## begin
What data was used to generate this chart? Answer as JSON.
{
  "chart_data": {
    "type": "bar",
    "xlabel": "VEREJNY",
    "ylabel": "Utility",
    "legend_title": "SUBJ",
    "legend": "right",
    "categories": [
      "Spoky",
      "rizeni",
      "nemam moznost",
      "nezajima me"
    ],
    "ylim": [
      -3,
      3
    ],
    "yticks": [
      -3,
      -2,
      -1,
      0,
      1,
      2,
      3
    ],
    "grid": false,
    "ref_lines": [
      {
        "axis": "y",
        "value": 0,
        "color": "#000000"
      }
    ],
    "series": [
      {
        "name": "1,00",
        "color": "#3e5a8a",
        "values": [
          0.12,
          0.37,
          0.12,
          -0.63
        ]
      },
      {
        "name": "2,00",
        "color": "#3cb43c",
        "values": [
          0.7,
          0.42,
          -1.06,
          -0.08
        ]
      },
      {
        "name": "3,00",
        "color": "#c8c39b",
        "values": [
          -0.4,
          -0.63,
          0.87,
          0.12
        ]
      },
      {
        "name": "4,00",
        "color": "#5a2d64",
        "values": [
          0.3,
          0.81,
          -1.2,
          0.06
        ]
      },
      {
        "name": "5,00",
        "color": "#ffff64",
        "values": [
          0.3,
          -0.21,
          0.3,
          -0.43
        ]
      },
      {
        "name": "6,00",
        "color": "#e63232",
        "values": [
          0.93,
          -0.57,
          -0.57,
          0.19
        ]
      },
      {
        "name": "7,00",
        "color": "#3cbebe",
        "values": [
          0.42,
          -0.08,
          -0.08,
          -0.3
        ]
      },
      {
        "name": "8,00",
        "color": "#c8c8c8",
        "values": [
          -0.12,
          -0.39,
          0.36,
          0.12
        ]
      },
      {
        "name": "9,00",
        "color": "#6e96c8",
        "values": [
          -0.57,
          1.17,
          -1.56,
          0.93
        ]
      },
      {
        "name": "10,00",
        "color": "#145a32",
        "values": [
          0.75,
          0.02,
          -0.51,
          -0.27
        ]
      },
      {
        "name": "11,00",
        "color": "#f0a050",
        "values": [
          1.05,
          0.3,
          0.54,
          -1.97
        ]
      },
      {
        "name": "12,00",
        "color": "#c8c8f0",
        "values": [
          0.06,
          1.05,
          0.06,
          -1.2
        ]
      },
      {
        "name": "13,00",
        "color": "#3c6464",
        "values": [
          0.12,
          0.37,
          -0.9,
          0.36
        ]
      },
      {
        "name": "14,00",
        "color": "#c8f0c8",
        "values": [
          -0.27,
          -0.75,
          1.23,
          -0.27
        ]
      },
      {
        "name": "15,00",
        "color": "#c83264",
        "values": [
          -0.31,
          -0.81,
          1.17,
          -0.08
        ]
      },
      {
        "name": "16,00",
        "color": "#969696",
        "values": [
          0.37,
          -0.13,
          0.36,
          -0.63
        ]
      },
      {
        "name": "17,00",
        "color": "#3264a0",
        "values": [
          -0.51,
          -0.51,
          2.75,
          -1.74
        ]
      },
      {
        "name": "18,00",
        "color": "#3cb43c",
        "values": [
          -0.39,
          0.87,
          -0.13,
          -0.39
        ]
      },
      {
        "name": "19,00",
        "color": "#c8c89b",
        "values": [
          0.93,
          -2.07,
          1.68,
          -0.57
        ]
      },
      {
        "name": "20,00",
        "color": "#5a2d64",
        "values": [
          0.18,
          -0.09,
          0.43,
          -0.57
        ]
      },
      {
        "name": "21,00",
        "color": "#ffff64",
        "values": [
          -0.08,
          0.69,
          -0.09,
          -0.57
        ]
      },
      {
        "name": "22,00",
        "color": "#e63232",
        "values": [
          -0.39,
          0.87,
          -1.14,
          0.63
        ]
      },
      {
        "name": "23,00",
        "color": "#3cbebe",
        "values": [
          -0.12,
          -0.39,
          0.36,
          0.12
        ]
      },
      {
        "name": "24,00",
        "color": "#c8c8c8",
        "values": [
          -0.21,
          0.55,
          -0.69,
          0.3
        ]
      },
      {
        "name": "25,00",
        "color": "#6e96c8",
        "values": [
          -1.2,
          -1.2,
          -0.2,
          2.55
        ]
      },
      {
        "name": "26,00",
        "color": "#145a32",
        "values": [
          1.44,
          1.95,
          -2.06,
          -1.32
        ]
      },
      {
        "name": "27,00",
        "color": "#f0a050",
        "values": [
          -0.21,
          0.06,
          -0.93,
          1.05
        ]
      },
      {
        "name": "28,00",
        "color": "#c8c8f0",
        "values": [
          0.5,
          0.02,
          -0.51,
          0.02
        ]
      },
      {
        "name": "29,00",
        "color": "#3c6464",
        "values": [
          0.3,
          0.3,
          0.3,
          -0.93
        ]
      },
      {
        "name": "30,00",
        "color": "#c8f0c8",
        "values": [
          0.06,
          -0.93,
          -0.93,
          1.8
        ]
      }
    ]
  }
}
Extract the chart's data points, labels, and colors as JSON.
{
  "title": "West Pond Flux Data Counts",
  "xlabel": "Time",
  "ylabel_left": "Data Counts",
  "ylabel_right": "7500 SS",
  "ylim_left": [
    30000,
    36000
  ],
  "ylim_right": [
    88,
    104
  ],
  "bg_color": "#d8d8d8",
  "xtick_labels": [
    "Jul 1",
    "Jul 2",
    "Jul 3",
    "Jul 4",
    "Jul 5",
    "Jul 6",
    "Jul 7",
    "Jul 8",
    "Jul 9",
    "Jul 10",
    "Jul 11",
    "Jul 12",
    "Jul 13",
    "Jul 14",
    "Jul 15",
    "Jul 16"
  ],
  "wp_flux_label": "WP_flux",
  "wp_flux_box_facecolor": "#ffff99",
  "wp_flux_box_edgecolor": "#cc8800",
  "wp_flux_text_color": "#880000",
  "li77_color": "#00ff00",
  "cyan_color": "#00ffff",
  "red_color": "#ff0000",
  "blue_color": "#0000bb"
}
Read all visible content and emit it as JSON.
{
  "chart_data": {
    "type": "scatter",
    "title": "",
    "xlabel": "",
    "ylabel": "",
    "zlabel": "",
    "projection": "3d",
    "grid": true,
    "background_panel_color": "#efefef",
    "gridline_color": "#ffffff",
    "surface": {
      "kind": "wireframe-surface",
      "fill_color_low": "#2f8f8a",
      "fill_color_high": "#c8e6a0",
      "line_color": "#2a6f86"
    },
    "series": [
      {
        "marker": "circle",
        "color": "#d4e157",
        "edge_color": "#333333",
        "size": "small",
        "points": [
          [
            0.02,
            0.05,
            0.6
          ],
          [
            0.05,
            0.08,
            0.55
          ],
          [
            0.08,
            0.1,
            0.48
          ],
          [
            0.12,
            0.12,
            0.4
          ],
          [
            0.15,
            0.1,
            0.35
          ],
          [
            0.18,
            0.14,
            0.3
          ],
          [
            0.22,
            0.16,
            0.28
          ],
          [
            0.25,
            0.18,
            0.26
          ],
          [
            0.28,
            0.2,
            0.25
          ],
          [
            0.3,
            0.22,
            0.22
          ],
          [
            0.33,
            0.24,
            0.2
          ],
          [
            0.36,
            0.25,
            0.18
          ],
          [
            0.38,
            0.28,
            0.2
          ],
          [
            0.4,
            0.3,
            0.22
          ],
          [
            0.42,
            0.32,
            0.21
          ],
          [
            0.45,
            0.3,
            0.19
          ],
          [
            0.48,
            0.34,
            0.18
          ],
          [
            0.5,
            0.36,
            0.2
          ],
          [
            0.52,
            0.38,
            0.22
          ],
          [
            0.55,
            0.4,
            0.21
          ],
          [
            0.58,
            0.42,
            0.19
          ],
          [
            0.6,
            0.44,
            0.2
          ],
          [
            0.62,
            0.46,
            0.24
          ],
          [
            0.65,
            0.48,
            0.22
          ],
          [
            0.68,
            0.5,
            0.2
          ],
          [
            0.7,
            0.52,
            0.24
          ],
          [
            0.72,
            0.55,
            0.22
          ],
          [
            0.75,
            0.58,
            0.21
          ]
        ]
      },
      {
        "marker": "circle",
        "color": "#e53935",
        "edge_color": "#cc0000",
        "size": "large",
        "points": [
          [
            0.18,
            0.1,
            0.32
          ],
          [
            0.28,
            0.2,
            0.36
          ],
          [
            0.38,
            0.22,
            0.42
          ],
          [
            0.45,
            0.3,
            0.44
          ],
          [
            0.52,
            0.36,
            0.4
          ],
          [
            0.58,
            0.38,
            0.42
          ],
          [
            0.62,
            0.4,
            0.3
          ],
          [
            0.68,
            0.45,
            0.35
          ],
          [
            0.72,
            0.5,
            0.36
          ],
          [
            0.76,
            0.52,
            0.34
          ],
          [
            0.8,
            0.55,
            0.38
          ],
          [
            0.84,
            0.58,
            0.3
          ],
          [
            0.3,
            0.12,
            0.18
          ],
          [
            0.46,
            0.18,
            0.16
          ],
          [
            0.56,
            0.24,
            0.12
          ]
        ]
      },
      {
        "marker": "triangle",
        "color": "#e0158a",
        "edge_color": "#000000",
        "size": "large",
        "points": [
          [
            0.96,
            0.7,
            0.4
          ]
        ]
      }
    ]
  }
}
## end
STATED EXERCISE -
Find the lines containing "JSON" and pull them out.

RESULT FOR THIS EXERCISE -
What data was used to generate this chart? Answer as JSON.
Extract the chart's data points, labels, and colors as JSON.
Read all visible content and emit it as JSON.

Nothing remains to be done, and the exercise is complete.